Task directions ▸
Repeat the lines below exactly as they appear, but leave out the images.
** BEGIN Data listing **
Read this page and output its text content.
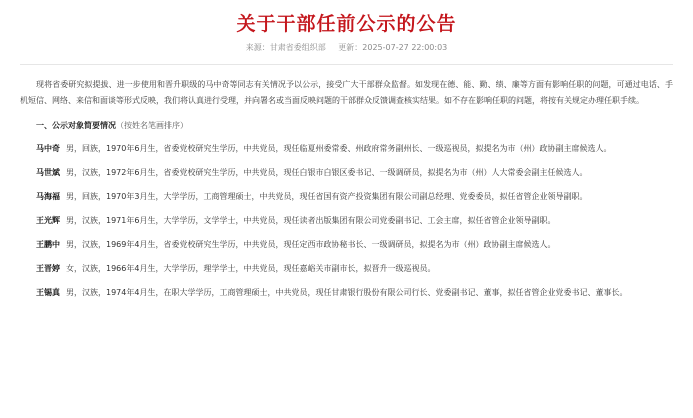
关于干部任前公示的公告
来源：甘肃省委组织部 更新：2025-07-27 22:00:03

现将省委研究拟提拔、进一步使用和晋升职级的马中奇等同志有关情况予以公示，接受广大干部群众监督。如发现在德、能、勤、绩、廉等方面有影响任职的问题，可通过电话、手机短信、网络、来信和面谈等形式反映，我们将认真进行受理，并向署名或当面反映问题的干部群众反馈调查核实结果。如不存在影响任职的问题，将按有关规定办理任职手续。

一、公示对象简要情况（按姓名笔画排序）

马中奇 男，回族，1970年6月生，省委党校研究生学历，中共党员，现任临夏州委常委、州政府常务副州长、一级巡视员，拟提名为市（州）政协副主席候选人。

马世斌 男，汉族，1972年6月生，省委党校研究生学历，中共党员，现任白银市白银区委书记、一级调研员，拟提名为市（州）人大常委会副主任候选人。

马海福 男，回族，1970年3月生，大学学历，工商管理硕士，中共党员，现任省国有资产投资集团有限公司副总经理、党委委员，拟任省管企业领导副职。

王光辉 男，汉族，1971年6月生，大学学历，文学学士，中共党员，现任读者出版集团有限公司党委副书记、工会主席，拟任省管企业领导副职。

王鹏中 男，汉族，1969年4月生，省委党校研究生学历，中共党员，现任定西市政协秘书长、一级调研员，拟提名为市（州）政协副主席候选人。

王晋婷 女，汉族，1966年4月生，大学学历，理学学士，中共党员，现任嘉峪关市副市长，拟晋升一级巡视员。

王锡真 男，汉族，1974年4月生，在职大学学历，工商管理硕士，中共党员，现任甘肃银行股份有限公司行长、党委副书记、董事，拟任省管企业党委书记、董事长。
** END Data listing **
Task response ▸
Read this page and output its text content.
关于干部任前公示的公告
来源：甘肃省委组织部 更新：2025-07-27 22:00:03

现将省委研究拟提拔、进一步使用和晋升职级的马中奇等同志有关情况予以公示，接受广大干部群众监督。如发现在德、能、勤、绩、廉等方面有影响任职的问题，可通过电话、手机短信、网络、来信和面谈等形式反映，我们将认真进行受理，并向署名或当面反映问题的干部群众反馈调查核实结果。如不存在影响任职的问题，将按有关规定办理任职手续。

一、公示对象简要情况（按姓名笔画排序）

马中奇 男，回族，1970年6月生，省委党校研究生学历，中共党员，现任临夏州委常委、州政府常务副州长、一级巡视员，拟提名为市（州）政协副主席候选人。

马世斌 男，汉族，1972年6月生，省委党校研究生学历，中共党员，现任白银市白银区委书记、一级调研员，拟提名为市（州）人大常委会副主任候选人。

马海福 男，回族，1970年3月生，大学学历，工商管理硕士，中共党员，现任省国有资产投资集团有限公司副总经理、党委委员，拟任省管企业领导副职。

王光辉 男，汉族，1971年6月生，大学学历，文学学士，中共党员，现任读者出版集团有限公司党委副书记、工会主席，拟任省管企业领导副职。

王鹏中 男，汉族，1969年4月生，省委党校研究生学历，中共党员，现任定西市政协秘书长、一级调研员，拟提名为市（州）政协副主席候选人。

王晋婷 女，汉族，1966年4月生，大学学历，理学学士，中共党员，现任嘉峪关市副市长，拟晋升一级巡视员。

王锡真 男，汉族，1974年4月生，在职大学学历，工商管理硕士，中共党员，现任甘肃银行股份有限公司行长、党委副书记、董事，拟任省管企业党委书记、董事长。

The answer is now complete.